REQUIRED TASK - Copy all the material that follows, keeping every character the same.

DATA FOR THE TASK -
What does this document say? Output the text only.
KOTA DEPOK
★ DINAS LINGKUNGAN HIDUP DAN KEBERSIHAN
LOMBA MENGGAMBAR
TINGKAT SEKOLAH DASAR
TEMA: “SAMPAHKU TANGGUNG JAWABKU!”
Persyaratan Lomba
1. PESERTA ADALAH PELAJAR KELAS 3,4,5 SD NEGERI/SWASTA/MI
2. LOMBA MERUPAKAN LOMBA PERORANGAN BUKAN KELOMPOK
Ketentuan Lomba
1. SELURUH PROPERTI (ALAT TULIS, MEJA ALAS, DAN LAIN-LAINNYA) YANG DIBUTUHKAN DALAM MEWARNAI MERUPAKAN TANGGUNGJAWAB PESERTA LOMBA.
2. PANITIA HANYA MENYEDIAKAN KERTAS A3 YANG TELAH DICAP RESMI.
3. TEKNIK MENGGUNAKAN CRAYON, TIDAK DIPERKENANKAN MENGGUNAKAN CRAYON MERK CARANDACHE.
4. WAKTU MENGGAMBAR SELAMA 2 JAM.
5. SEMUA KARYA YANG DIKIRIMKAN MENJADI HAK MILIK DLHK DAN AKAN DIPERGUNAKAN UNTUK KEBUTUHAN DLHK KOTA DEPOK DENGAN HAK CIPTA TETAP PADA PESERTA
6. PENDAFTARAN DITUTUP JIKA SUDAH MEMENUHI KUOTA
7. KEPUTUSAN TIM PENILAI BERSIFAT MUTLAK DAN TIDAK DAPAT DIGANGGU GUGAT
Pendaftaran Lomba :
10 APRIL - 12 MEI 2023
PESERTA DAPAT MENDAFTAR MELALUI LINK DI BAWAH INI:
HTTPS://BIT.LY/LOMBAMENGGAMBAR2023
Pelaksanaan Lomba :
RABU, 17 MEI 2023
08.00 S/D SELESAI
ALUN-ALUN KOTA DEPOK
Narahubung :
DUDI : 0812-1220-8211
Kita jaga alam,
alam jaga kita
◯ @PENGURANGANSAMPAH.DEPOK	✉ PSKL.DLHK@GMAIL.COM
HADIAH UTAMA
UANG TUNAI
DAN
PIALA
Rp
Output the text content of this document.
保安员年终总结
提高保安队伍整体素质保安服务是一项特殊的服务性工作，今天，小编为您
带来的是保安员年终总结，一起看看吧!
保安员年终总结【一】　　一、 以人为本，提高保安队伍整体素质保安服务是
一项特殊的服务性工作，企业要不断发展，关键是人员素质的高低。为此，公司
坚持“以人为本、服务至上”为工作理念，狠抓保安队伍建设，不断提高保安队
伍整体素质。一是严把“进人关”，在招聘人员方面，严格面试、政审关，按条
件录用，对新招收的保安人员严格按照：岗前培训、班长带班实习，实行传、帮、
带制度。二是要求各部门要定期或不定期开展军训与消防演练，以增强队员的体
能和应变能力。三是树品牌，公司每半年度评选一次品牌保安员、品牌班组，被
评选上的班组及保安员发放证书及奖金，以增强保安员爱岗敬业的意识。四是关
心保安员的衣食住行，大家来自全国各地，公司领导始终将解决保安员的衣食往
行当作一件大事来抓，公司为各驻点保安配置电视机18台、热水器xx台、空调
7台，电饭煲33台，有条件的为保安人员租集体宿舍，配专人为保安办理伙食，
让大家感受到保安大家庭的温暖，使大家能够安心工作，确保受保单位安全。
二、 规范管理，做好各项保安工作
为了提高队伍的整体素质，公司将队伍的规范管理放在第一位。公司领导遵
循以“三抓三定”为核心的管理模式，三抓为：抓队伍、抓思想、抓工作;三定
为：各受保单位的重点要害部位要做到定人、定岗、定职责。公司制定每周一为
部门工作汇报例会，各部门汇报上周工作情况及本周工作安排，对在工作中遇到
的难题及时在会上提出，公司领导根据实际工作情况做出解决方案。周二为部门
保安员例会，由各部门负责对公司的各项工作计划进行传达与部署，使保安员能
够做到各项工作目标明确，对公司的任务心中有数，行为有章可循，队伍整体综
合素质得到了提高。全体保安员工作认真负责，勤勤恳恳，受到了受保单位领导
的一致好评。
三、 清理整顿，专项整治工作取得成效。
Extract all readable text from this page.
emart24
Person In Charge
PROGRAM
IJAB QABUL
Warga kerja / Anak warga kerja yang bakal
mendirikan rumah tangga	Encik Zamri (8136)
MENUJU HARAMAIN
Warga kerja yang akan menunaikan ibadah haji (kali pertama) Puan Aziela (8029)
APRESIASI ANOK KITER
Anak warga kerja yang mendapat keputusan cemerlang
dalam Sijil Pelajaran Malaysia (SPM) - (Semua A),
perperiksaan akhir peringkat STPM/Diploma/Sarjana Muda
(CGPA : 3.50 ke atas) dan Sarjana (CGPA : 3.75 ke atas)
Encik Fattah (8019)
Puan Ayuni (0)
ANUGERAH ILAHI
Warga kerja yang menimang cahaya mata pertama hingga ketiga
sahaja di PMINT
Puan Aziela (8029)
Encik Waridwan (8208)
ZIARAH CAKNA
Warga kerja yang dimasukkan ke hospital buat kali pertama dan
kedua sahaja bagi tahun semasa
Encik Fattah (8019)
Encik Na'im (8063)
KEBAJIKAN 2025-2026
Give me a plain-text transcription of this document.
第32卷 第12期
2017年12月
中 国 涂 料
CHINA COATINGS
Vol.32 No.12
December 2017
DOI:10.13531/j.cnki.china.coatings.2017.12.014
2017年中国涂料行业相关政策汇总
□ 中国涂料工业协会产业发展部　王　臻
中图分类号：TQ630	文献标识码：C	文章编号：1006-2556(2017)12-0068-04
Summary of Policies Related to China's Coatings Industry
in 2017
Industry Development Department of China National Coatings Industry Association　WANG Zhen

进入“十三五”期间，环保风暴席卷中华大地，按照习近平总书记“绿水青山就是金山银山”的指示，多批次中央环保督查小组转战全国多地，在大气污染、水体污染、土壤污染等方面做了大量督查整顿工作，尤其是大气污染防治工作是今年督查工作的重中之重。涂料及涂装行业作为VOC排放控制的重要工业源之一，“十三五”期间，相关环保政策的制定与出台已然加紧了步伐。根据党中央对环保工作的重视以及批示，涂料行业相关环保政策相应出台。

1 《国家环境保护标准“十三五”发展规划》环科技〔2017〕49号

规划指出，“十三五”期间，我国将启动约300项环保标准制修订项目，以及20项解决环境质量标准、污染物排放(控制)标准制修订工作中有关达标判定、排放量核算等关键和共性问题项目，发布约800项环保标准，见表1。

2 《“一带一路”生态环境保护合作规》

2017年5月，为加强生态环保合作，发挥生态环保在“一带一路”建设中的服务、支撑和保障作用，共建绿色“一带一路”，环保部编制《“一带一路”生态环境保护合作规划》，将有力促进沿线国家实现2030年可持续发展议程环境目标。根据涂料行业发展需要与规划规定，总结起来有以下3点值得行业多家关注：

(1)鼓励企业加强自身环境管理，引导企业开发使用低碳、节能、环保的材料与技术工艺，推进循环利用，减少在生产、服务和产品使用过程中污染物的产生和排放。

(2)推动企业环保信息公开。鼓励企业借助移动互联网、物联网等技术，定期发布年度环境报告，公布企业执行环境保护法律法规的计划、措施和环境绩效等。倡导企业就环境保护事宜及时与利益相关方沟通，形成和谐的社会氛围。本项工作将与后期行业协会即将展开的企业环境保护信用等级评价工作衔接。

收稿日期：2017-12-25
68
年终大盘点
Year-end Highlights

PROBLEM SOLUTION -
What does this document say? Output the text only.
KOTA DEPOK
★ DINAS LINGKUNGAN HIDUP DAN KEBERSIHAN
LOMBA MENGGAMBAR
TINGKAT SEKOLAH DASAR
TEMA: “SAMPAHKU TANGGUNG JAWABKU!”
Persyaratan Lomba
1. PESERTA ADALAH PELAJAR KELAS 3,4,5 SD NEGERI/SWASTA/MI
2. LOMBA MERUPAKAN LOMBA PERORANGAN BUKAN KELOMPOK
Ketentuan Lomba
1. SELURUH PROPERTI (ALAT TULIS, MEJA ALAS, DAN LAIN-LAINNYA) YANG DIBUTUHKAN DALAM MEWARNAI MERUPAKAN TANGGUNGJAWAB PESERTA LOMBA.
2. PANITIA HANYA MENYEDIAKAN KERTAS A3 YANG TELAH DICAP RESMI.
3. TEKNIK MENGGUNAKAN CRAYON, TIDAK DIPERKENANKAN MENGGUNAKAN CRAYON MERK CARANDACHE.
4. WAKTU MENGGAMBAR SELAMA 2 JAM.
5. SEMUA KARYA YANG DIKIRIMKAN MENJADI HAK MILIK DLHK DAN AKAN DIPERGUNAKAN UNTUK KEBUTUHAN DLHK KOTA DEPOK DENGAN HAK CIPTA TETAP PADA PESERTA
6. PENDAFTARAN DITUTUP JIKA SUDAH MEMENUHI KUOTA
7. KEPUTUSAN TIM PENILAI BERSIFAT MUTLAK DAN TIDAK DAPAT DIGANGGU GUGAT
Pendaftaran Lomba :
10 APRIL - 12 MEI 2023
PESERTA DAPAT MENDAFTAR MELALUI LINK DI BAWAH INI:
HTTPS://BIT.LY/LOMBAMENGGAMBAR2023
Pelaksanaan Lomba :
RABU, 17 MEI 2023
08.00 S/D SELESAI
ALUN-ALUN KOTA DEPOK
Narahubung :
DUDI : 0812-1220-8211
Kita jaga alam,
alam jaga kita
◯ @PENGURANGANSAMPAH.DEPOK	✉ PSKL.DLHK@GMAIL.COM
HADIAH UTAMA
UANG TUNAI
DAN
PIALA
Rp
Output the text content of this document.
保安员年终总结
提高保安队伍整体素质保安服务是一项特殊的服务性工作，今天，小编为您
带来的是保安员年终总结，一起看看吧!
保安员年终总结【一】　　一、 以人为本，提高保安队伍整体素质保安服务是
一项特殊的服务性工作，企业要不断发展，关键是人员素质的高低。为此，公司
坚持“以人为本、服务至上”为工作理念，狠抓保安队伍建设，不断提高保安队
伍整体素质。一是严把“进人关”，在招聘人员方面，严格面试、政审关，按条
件录用，对新招收的保安人员严格按照：岗前培训、班长带班实习，实行传、帮、
带制度。二是要求各部门要定期或不定期开展军训与消防演练，以增强队员的体
能和应变能力。三是树品牌，公司每半年度评选一次品牌保安员、品牌班组，被
评选上的班组及保安员发放证书及奖金，以增强保安员爱岗敬业的意识。四是关
心保安员的衣食住行，大家来自全国各地，公司领导始终将解决保安员的衣食往
行当作一件大事来抓，公司为各驻点保安配置电视机18台、热水器xx台、空调
7台，电饭煲33台，有条件的为保安人员租集体宿舍，配专人为保安办理伙食，
让大家感受到保安大家庭的温暖，使大家能够安心工作，确保受保单位安全。
二、 规范管理，做好各项保安工作
为了提高队伍的整体素质，公司将队伍的规范管理放在第一位。公司领导遵
循以“三抓三定”为核心的管理模式，三抓为：抓队伍、抓思想、抓工作;三定
为：各受保单位的重点要害部位要做到定人、定岗、定职责。公司制定每周一为
部门工作汇报例会，各部门汇报上周工作情况及本周工作安排，对在工作中遇到
的难题及时在会上提出，公司领导根据实际工作情况做出解决方案。周二为部门
保安员例会，由各部门负责对公司的各项工作计划进行传达与部署，使保安员能
够做到各项工作目标明确，对公司的任务心中有数，行为有章可循，队伍整体综
合素质得到了提高。全体保安员工作认真负责，勤勤恳恳，受到了受保单位领导
的一致好评。
三、 清理整顿，专项整治工作取得成效。
Extract all readable text from this page.
emart24
Person In Charge
PROGRAM
IJAB QABUL
Warga kerja / Anak warga kerja yang bakal
mendirikan rumah tangga	Encik Zamri (8136)
MENUJU HARAMAIN
Warga kerja yang akan menunaikan ibadah haji (kali pertama) Puan Aziela (8029)
APRESIASI ANOK KITER
Anak warga kerja yang mendapat keputusan cemerlang
dalam Sijil Pelajaran Malaysia (SPM) - (Semua A),
perperiksaan akhir peringkat STPM/Diploma/Sarjana Muda
(CGPA : 3.50 ke atas) dan Sarjana (CGPA : 3.75 ke atas)
Encik Fattah (8019)
Puan Ayuni (0)
ANUGERAH ILAHI
Warga kerja yang menimang cahaya mata pertama hingga ketiga
sahaja di PMINT
Puan Aziela (8029)
Encik Waridwan (8208)
ZIARAH CAKNA
Warga kerja yang dimasukkan ke hospital buat kali pertama dan
kedua sahaja bagi tahun semasa
Encik Fattah (8019)
Encik Na'im (8063)
KEBAJIKAN 2025-2026
Give me a plain-text transcription of this document.
第32卷 第12期
2017年12月
中 国 涂 料
CHINA COATINGS
Vol.32 No.12
December 2017
DOI:10.13531/j.cnki.china.coatings.2017.12.014
2017年中国涂料行业相关政策汇总
□ 中国涂料工业协会产业发展部　王　臻
中图分类号：TQ630	文献标识码：C	文章编号：1006-2556(2017)12-0068-04
Summary of Policies Related to China's Coatings Industry
in 2017
Industry Development Department of China National Coatings Industry Association　WANG Zhen

进入“十三五”期间，环保风暴席卷中华大地，按照习近平总书记“绿水青山就是金山银山”的指示，多批次中央环保督查小组转战全国多地，在大气污染、水体污染、土壤污染等方面做了大量督查整顿工作，尤其是大气污染防治工作是今年督查工作的重中之重。涂料及涂装行业作为VOC排放控制的重要工业源之一，“十三五”期间，相关环保政策的制定与出台已然加紧了步伐。根据党中央对环保工作的重视以及批示，涂料行业相关环保政策相应出台。

1 《国家环境保护标准“十三五”发展规划》环科技〔2017〕49号

规划指出，“十三五”期间，我国将启动约300项环保标准制修订项目，以及20项解决环境质量标准、污染物排放(控制)标准制修订工作中有关达标判定、排放量核算等关键和共性问题项目，发布约800项环保标准，见表1。

2 《“一带一路”生态环境保护合作规》

2017年5月，为加强生态环保合作，发挥生态环保在“一带一路”建设中的服务、支撑和保障作用，共建绿色“一带一路”，环保部编制《“一带一路”生态环境保护合作规划》，将有力促进沿线国家实现2030年可持续发展议程环境目标。根据涂料行业发展需要与规划规定，总结起来有以下3点值得行业多家关注：

(1)鼓励企业加强自身环境管理，引导企业开发使用低碳、节能、环保的材料与技术工艺，推进循环利用，减少在生产、服务和产品使用过程中污染物的产生和排放。

(2)推动企业环保信息公开。鼓励企业借助移动互联网、物联网等技术，定期发布年度环境报告，公布企业执行环境保护法律法规的计划、措施和环境绩效等。倡导企业就环境保护事宜及时与利益相关方沟通，形成和谐的社会氛围。本项工作将与后期行业协会即将展开的企业环境保护信用等级评价工作衔接。

收稿日期：2017-12-25
68
年终大盘点
Year-end Highlights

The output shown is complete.